Dataset rows about figures
*** Begin section ***

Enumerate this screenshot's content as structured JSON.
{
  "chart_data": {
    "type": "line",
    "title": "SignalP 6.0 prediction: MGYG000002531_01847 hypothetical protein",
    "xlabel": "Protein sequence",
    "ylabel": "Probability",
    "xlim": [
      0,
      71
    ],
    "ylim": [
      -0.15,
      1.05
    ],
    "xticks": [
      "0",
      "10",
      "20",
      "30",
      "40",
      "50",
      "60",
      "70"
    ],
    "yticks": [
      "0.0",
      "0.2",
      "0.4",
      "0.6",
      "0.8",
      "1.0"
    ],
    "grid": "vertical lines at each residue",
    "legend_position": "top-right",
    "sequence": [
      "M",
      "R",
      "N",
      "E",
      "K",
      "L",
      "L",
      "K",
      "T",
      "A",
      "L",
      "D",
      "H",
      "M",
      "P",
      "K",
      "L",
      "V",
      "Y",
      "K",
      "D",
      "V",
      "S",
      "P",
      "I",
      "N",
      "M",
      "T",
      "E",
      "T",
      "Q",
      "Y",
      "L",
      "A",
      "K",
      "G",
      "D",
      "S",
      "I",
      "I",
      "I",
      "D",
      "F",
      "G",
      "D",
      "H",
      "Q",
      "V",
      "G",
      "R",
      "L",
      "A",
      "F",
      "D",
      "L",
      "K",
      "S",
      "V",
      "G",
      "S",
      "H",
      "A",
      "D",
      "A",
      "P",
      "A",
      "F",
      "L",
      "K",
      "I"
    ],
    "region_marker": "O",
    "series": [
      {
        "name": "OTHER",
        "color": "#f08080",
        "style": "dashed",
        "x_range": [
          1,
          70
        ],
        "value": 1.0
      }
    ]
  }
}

*** End section ***

PROBLEM STATEMENT -
Each entry above has to be transcribed exactly as it appears.

ANSWER AREA -
Enumerate this screenshot's content as structured JSON.
{
  "chart_data": {
    "type": "line",
    "title": "SignalP 6.0 prediction: MGYG000002531_01847 hypothetical protein",
    "xlabel": "Protein sequence",
    "ylabel": "Probability",
    "xlim": [
      0,
      71
    ],
    "ylim": [
      -0.15,
      1.05
    ],
    "xticks": [
      "0",
      "10",
      "20",
      "30",
      "40",
      "50",
      "60",
      "70"
    ],
    "yticks": [
      "0.0",
      "0.2",
      "0.4",
      "0.6",
      "0.8",
      "1.0"
    ],
    "grid": "vertical lines at each residue",
    "legend_position": "top-right",
    "sequence": [
      "M",
      "R",
      "N",
      "E",
      "K",
      "L",
      "L",
      "K",
      "T",
      "A",
      "L",
      "D",
      "H",
      "M",
      "P",
      "K",
      "L",
      "V",
      "Y",
      "K",
      "D",
      "V",
      "S",
      "P",
      "I",
      "N",
      "M",
      "T",
      "E",
      "T",
      "Q",
      "Y",
      "L",
      "A",
      "K",
      "G",
      "D",
      "S",
      "I",
      "I",
      "I",
      "D",
      "F",
      "G",
      "D",
      "H",
      "Q",
      "V",
      "G",
      "R",
      "L",
      "A",
      "F",
      "D",
      "L",
      "K",
      "S",
      "V",
      "G",
      "S",
      "H",
      "A",
      "D",
      "A",
      "P",
      "A",
      "F",
      "L",
      "K",
      "I"
    ],
    "region_marker": "O",
    "series": [
      {
        "name": "OTHER",
        "color": "#f08080",
        "style": "dashed",
        "x_range": [
          1,
          70
        ],
        "value": 1.0
      }
    ]
  }
}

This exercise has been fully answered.